- [TASK DIRECTIONS]: Write out every entry precisely as given, leaving the pictures out.

[Collected data entries]

--

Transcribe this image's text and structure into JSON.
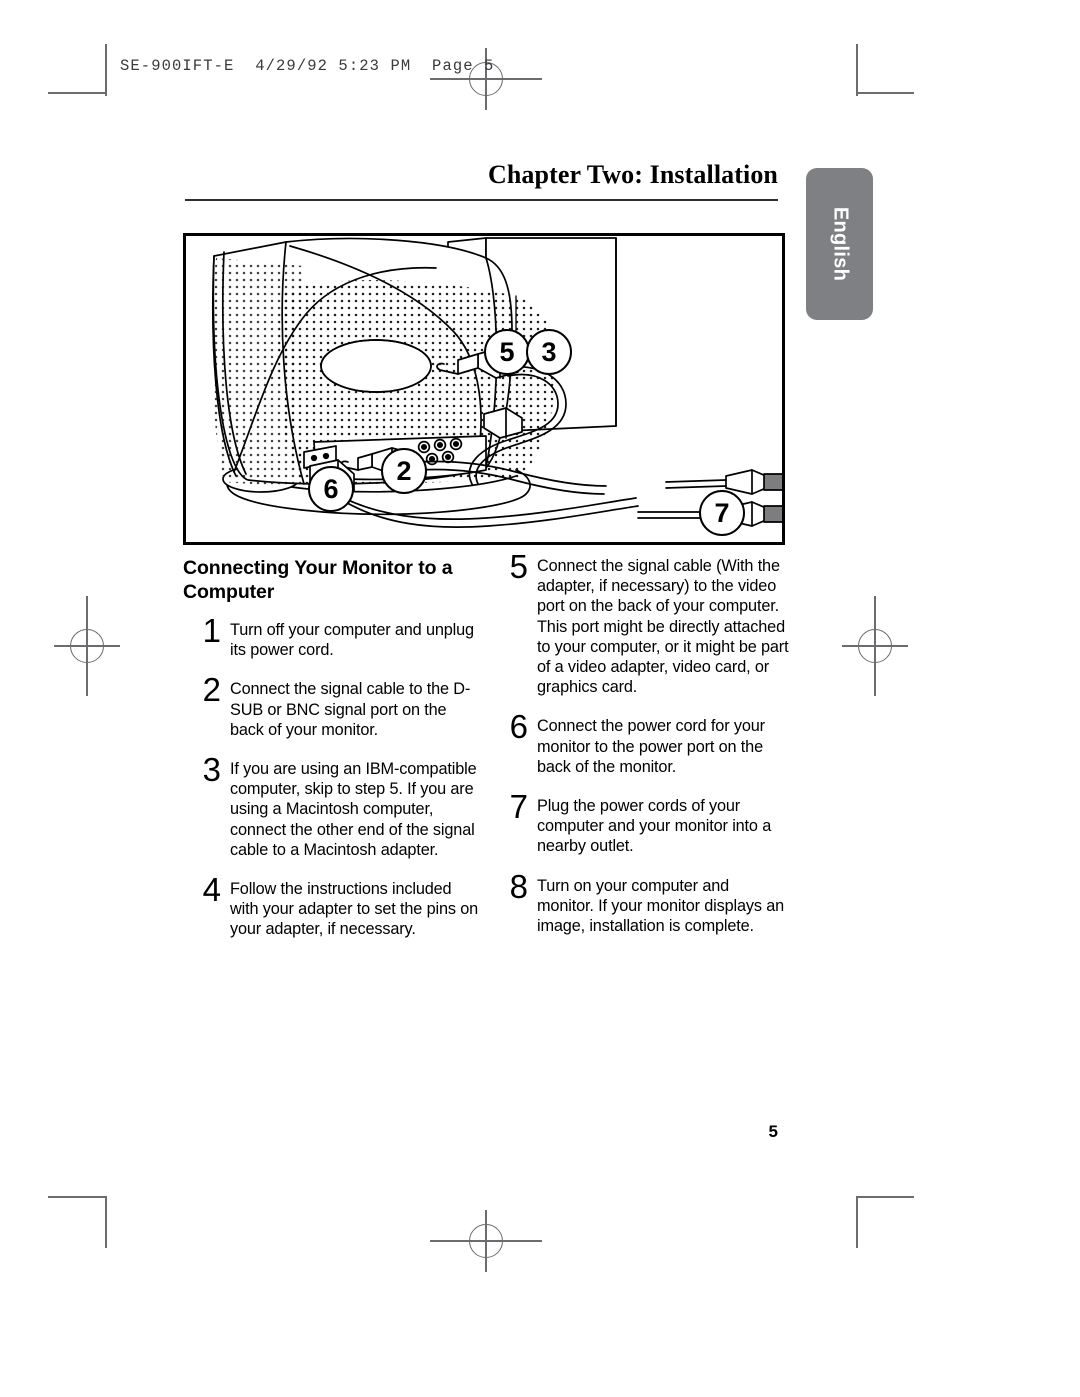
{
  "slug": {
    "text": "SE-900IFT-E  4/29/92 5:23 PM  Page 5"
  },
  "header": {
    "chapter_title": "Chapter Two: Installation",
    "language_tab": "English"
  },
  "figure": {
    "caption_alt": "Rear view of CRT monitor with signal and power cables connected",
    "callouts": [
      {
        "label": "5"
      },
      {
        "label": "3"
      },
      {
        "label": "2"
      },
      {
        "label": "6"
      },
      {
        "label": "7"
      }
    ]
  },
  "content": {
    "section_heading": "Connecting Your Monitor to a Computer",
    "steps_left": [
      {
        "num": "1",
        "text": "Turn off your computer and unplug its power cord."
      },
      {
        "num": "2",
        "text": "Connect the signal cable to the D-SUB or BNC signal port on the back of your monitor."
      },
      {
        "num": "3",
        "text": "If you are using an IBM-compatible computer, skip to step 5. If you are using a Macintosh computer, connect the other end of the signal cable to a Macintosh adapter."
      },
      {
        "num": "4",
        "text": "Follow the instructions included with your adapter to set the pins on your adapter, if necessary."
      }
    ],
    "steps_right": [
      {
        "num": "5",
        "text": "Connect the signal cable (With the adapter, if necessary) to the video port on the back of your computer. This port might be directly attached to your computer, or it might be part of a video adapter, video card, or graphics card."
      },
      {
        "num": "6",
        "text": "Connect the power cord for your monitor to the power port on the back of the monitor."
      },
      {
        "num": "7",
        "text": "Plug the power cords of your computer and your monitor into a nearby outlet."
      },
      {
        "num": "8",
        "text": "Turn on your computer and monitor. If your monitor displays an image, installation is complete."
      }
    ]
  },
  "footer": {
    "page_number": "5"
  },
  "colors": {
    "tab_gray": "#7f8083",
    "rule": "#2e2e30",
    "crop_mark": "#6b6b70"
  }
}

--

- [EXERCISE OUTPUT]:
Transcribe this image's text and structure into JSON.
{
  "slug": {
    "text": "SE-900IFT-E  4/29/92 5:23 PM  Page 5"
  },
  "header": {
    "chapter_title": "Chapter Two: Installation",
    "language_tab": "English"
  },
  "figure": {
    "caption_alt": "Rear view of CRT monitor with signal and power cables connected",
    "callouts": [
      {
        "label": "5"
      },
      {
        "label": "3"
      },
      {
        "label": "2"
      },
      {
        "label": "6"
      },
      {
        "label": "7"
      }
    ]
  },
  "content": {
    "section_heading": "Connecting Your Monitor to a Computer",
    "steps_left": [
      {
        "num": "1",
        "text": "Turn off your computer and unplug its power cord."
      },
      {
        "num": "2",
        "text": "Connect the signal cable to the D-SUB or BNC signal port on the back of your monitor."
      },
      {
        "num": "3",
        "text": "If you are using an IBM-compatible computer, skip to step 5. If you are using a Macintosh computer, connect the other end of the signal cable to a Macintosh adapter."
      },
      {
        "num": "4",
        "text": "Follow the instructions included with your adapter to set the pins on your adapter, if necessary."
      }
    ],
    "steps_right": [
      {
        "num": "5",
        "text": "Connect the signal cable (With the adapter, if necessary) to the video port on the back of your computer. This port might be directly attached to your computer, or it might be part of a video adapter, video card, or graphics card."
      },
      {
        "num": "6",
        "text": "Connect the power cord for your monitor to the power port on the back of the monitor."
      },
      {
        "num": "7",
        "text": "Plug the power cords of your computer and your monitor into a nearby outlet."
      },
      {
        "num": "8",
        "text": "Turn on your computer and monitor. If your monitor displays an image, installation is complete."
      }
    ]
  },
  "footer": {
    "page_number": "5"
  },
  "colors": {
    "tab_gray": "#7f8083",
    "rule": "#2e2e30",
    "crop_mark": "#6b6b70"
  }
}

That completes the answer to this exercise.